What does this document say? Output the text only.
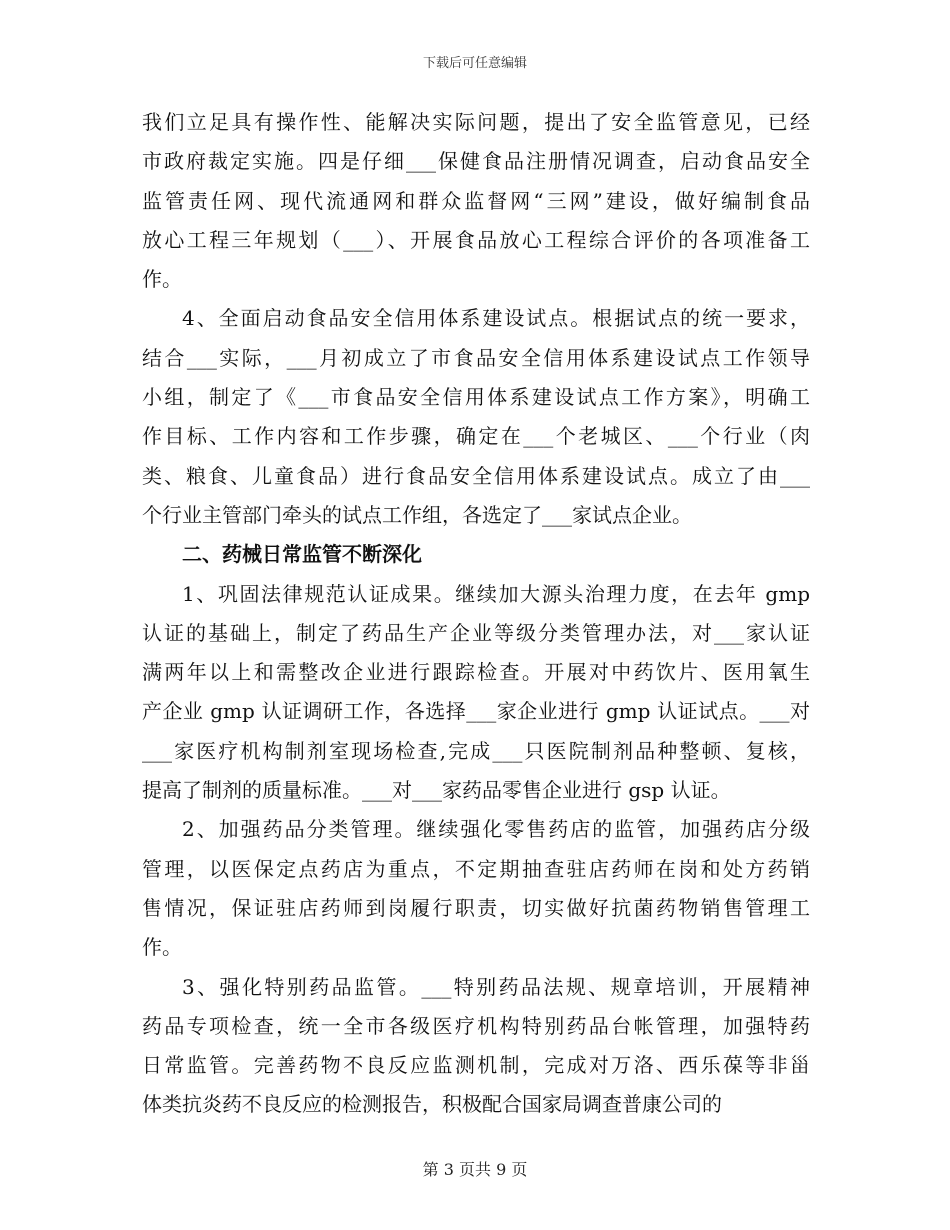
下载后可任意编辑
我们立足具有操作性、能解决实际问题，提出了安全监管意见，已经
市政府裁定实施。四是仔细___保健食品注册情况调查，启动食品安全
监管责任网、现代流通网和群众监督网“三网”建设，做好编制食品
放心工程三年规划（___）、开展食品放心工程综合评价的各项准备工
作。
4、全面启动食品安全信用体系建设试点。根据试点的统一要求，
结合___实际，___月初成立了市食品安全信用体系建设试点工作领导
小组，制定了《___市食品安全信用体系建设试点工作方案》，明确工
作目标、工作内容和工作步骤，确定在___个老城区、___个行业（肉
类、粮食、儿童食品）进行食品安全信用体系建设试点。成立了由___
个行业主管部门牵头的试点工作组，各选定了___家试点企业。
二、药械日常监管不断深化
1、巩固法律规范认证成果。继续加大源头治理力度，在去年 gmp
认证的基础上，制定了药品生产企业等级分类管理办法，对___家认证
满两年以上和需整改企业进行跟踪检查。开展对中药饮片、医用氧生
产企业 gmp 认证调研工作，各选择___家企业进行 gmp 认证试点。___对
___家医疗机构制剂室现场检查,完成___只医院制剂品种整顿、复核，
提高了制剂的质量标准。___对___家药品零售企业进行 gsp 认证。
2、加强药品分类管理。继续强化零售药店的监管，加强药店分级
管理，以医保定点药店为重点，不定期抽查驻店药师在岗和处方药销
售情况，保证驻店药师到岗履行职责，切实做好抗菌药物销售管理工
作。
3、强化特别药品监管。___特别药品法规、规章培训，开展精神
药品专项检查，统一全市各级医疗机构特别药品台帐管理，加强特药
日常监管。完善药物不良反应监测机制，完成对万洛、西乐葆等非甾
体类抗炎药不良反应的检测报告，积极配合国家局调查普康公司的
第 3 页共 9 页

•••

> **WRITTEN INSTRUCTION**: Print every entry exactly as written, without the pictures.

> **RESPONSE FOR THIS EXERCISE**:
What does this document say? Output the text only.
下载后可任意编辑
我们立足具有操作性、能解决实际问题，提出了安全监管意见，已经
市政府裁定实施。四是仔细___保健食品注册情况调查，启动食品安全
监管责任网、现代流通网和群众监督网“三网”建设，做好编制食品
放心工程三年规划（___）、开展食品放心工程综合评价的各项准备工
作。
4、全面启动食品安全信用体系建设试点。根据试点的统一要求，
结合___实际，___月初成立了市食品安全信用体系建设试点工作领导
小组，制定了《___市食品安全信用体系建设试点工作方案》，明确工
作目标、工作内容和工作步骤，确定在___个老城区、___个行业（肉
类、粮食、儿童食品）进行食品安全信用体系建设试点。成立了由___
个行业主管部门牵头的试点工作组，各选定了___家试点企业。
二、药械日常监管不断深化
1、巩固法律规范认证成果。继续加大源头治理力度，在去年 gmp
认证的基础上，制定了药品生产企业等级分类管理办法，对___家认证
满两年以上和需整改企业进行跟踪检查。开展对中药饮片、医用氧生
产企业 gmp 认证调研工作，各选择___家企业进行 gmp 认证试点。___对
___家医疗机构制剂室现场检查,完成___只医院制剂品种整顿、复核，
提高了制剂的质量标准。___对___家药品零售企业进行 gsp 认证。
2、加强药品分类管理。继续强化零售药店的监管，加强药店分级
管理，以医保定点药店为重点，不定期抽查驻店药师在岗和处方药销
售情况，保证驻店药师到岗履行职责，切实做好抗菌药物销售管理工
作。
3、强化特别药品监管。___特别药品法规、规章培训，开展精神
药品专项检查，统一全市各级医疗机构特别药品台帐管理，加强特药
日常监管。完善药物不良反应监测机制，完成对万洛、西乐葆等非甾
体类抗炎药不良反应的检测报告，积极配合国家局调查普康公司的
第 3 页共 9 页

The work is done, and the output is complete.